観光大使が次々廃止される中…大隅唯一「そお市観光大使」に地元会社員2人が就任 鹿児島・曽於市
2026年6月3日(水) 11:14

「そお市観光大使」の3人
「応募はやっぱり少なくて、お願いして回ることが多い」。観光大使の廃止が相次ぐ鹿児島県内で、曽於市が大隅半島唯一の観光大使制度を守り続けている。2026年5月28日、新しい「そお市観光大使」の就任式が行われ、地元会社員の2人が新大使としてお披露目された。
新大使は地元愛あふれる曽於市の会社員2人

「そお市観光大使」に就任した 大迫あか音さん
就任式では、曽於市出身・在住の会社員、大迫あか音さんと福地由佳さんの2人が新たな観光大使に任命された。2人には、1年先輩の大使である山口優莉美さんからたすきがかけられ、正式に「そお市観光大使」としての活動がスタートした。
「そお市観光大使」は、県の内外で曽於市の魅力を伝えることを目的として、曽於市観光協会が任命する。任期は2年間で、毎年1人または2人ずつ交代しながら活動を続けるスタイルだ。
大迫さんは就任にあたり、観光大使を志した理由をこう語った。「私は幼い頃から曽於市で育ってきて、1度は曽於市を離れた時期もあったんですけど、また戻ってきた時に曽於市の良さを改めて感じて、今度は魅力をたくさんの人に伝えたくて応募しました」。地元を離れて初めて気づいたふるさとの価値が、応募の原動力となった。
一方、福地さんは「選ばれて嬉しい反面、緊張するのがすごく強くあります」と率直に心境を明かした。緊張の中にも喜びがにじむ言葉が、就任式の場に温かな空気をもたらした。
廃止が相次ぐ「観光大使」制度――大隅で唯一の存在に

廃止された「かごしま親善大使」
曽於市で新大使が誕生した一方、鹿児島県内では観光大使や親善大使を廃止する動きが広まっている。
鹿児島市は「かごしま親善大使」を2年前に廃止。霧島市も2026年3月末をもって「霧島ふるさと大使」を廃止したばかりだ。鹿屋市でも、かつては市民参加型の選考会で選ばれたローズクイーンが地域PRに活躍していたが、4年前に活動を終了している。
廃止の背景には、観光PRがSNSなどネット中心へシフトしてきたことや、コロナ禍を境にイベントが減り、大使が活躍する場が少なくなったことがある。こうした潮流の中、「そお市観光大使」は今や大隅半島で唯一の観光大使制度となった。
応募者が減少している現実も直視する必要がある。曽於市観光協会の光行希咲さんは「応募はやっぱり少なくて、お願いして回ることが多い。たまに自薦で『やりたい』という子がいるので、面接している。曽於市のために、曽於市が好きだからということで観光大使になってもらっているので、ありがたい」と話す。制度を維持することの難しさと、それでも続ける意義がにじむ言葉だ。

:::

● **作業課題**
曽於市の観光大使を扱った抜粋本文から、次の一文を英語に訳す。「「そお市観光大使」は、県の内外で曽於市の魅力を伝えることを目的として、曽於市観光協会が任命する。」 これらの記録は本文と関係がない。

データ収集の記録
:::

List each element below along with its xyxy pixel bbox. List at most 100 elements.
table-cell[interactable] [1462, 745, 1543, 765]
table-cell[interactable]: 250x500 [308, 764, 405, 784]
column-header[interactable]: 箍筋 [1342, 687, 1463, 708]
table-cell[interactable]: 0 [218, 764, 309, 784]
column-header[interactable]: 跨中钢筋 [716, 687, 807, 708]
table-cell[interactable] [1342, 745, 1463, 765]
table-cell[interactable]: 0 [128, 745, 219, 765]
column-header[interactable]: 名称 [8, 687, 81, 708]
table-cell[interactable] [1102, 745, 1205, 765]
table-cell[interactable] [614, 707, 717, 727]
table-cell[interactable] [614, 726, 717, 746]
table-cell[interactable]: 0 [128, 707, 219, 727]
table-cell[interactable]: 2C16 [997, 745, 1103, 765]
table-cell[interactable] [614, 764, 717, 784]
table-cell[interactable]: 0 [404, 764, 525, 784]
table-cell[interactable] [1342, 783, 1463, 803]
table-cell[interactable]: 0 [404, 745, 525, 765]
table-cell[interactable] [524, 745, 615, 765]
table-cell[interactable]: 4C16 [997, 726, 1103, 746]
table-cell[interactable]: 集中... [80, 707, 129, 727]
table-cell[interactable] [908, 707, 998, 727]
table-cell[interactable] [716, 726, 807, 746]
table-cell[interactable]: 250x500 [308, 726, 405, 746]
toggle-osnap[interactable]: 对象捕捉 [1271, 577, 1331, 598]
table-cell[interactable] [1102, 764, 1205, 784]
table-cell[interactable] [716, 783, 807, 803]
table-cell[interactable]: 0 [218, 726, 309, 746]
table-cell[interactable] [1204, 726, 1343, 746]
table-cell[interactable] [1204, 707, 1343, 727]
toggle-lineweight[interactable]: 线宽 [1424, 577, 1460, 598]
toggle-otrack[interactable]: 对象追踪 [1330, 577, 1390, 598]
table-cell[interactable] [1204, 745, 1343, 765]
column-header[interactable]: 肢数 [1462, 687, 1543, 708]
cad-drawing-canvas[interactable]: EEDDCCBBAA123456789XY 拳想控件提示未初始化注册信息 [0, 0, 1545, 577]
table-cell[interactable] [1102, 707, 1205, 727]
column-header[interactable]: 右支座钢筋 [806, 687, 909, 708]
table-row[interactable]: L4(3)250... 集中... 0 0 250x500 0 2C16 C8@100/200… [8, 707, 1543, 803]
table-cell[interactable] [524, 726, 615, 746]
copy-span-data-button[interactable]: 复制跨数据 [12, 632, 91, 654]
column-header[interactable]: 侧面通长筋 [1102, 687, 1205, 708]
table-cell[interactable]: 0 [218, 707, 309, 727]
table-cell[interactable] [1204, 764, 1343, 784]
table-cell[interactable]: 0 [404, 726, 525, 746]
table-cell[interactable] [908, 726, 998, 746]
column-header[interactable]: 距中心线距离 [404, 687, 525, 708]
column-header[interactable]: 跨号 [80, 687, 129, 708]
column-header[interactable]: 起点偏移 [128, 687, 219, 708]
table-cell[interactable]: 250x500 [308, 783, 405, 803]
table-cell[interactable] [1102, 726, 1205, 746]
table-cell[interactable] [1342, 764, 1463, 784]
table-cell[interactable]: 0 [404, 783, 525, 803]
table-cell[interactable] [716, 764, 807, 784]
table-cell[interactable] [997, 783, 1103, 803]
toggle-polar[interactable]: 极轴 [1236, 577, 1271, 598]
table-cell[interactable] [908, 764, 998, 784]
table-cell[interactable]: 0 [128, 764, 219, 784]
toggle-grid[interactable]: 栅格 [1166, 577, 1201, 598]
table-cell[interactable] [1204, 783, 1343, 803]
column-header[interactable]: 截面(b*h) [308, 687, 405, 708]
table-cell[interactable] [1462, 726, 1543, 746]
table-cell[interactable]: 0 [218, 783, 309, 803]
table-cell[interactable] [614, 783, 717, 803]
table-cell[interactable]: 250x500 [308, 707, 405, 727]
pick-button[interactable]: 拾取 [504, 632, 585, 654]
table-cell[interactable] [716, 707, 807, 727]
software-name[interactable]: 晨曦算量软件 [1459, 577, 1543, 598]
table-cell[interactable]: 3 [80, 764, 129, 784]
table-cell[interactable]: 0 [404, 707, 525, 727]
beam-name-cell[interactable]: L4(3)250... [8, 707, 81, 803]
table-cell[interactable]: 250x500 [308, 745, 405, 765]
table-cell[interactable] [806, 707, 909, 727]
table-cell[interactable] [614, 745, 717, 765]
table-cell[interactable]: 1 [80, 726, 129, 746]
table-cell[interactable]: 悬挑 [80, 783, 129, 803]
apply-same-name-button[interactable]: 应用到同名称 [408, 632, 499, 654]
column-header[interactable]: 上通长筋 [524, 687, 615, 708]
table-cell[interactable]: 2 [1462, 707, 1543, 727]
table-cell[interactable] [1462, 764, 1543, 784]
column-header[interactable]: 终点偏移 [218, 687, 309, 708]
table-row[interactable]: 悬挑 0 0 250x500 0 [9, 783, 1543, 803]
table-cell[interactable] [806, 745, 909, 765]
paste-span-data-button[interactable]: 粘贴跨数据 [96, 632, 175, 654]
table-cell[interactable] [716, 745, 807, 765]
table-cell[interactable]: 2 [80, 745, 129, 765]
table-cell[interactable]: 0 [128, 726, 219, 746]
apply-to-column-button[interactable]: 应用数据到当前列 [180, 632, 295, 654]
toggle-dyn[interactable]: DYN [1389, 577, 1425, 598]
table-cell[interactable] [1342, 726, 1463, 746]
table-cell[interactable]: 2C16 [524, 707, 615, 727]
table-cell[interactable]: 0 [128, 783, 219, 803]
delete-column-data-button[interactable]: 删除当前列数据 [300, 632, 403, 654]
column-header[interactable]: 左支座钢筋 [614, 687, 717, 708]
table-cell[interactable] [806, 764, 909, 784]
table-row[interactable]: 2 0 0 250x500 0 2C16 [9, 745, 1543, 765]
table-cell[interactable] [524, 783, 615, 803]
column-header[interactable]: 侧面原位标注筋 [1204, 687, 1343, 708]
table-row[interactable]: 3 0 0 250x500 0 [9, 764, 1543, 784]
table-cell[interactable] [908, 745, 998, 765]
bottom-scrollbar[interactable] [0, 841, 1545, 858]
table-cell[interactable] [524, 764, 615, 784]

:::

● **回答欄**
The "Soo City Tourism Ambassadors" are appointed by the Soo City Tourism Association to convey Soo City's appeal both inside and outside the prefecture.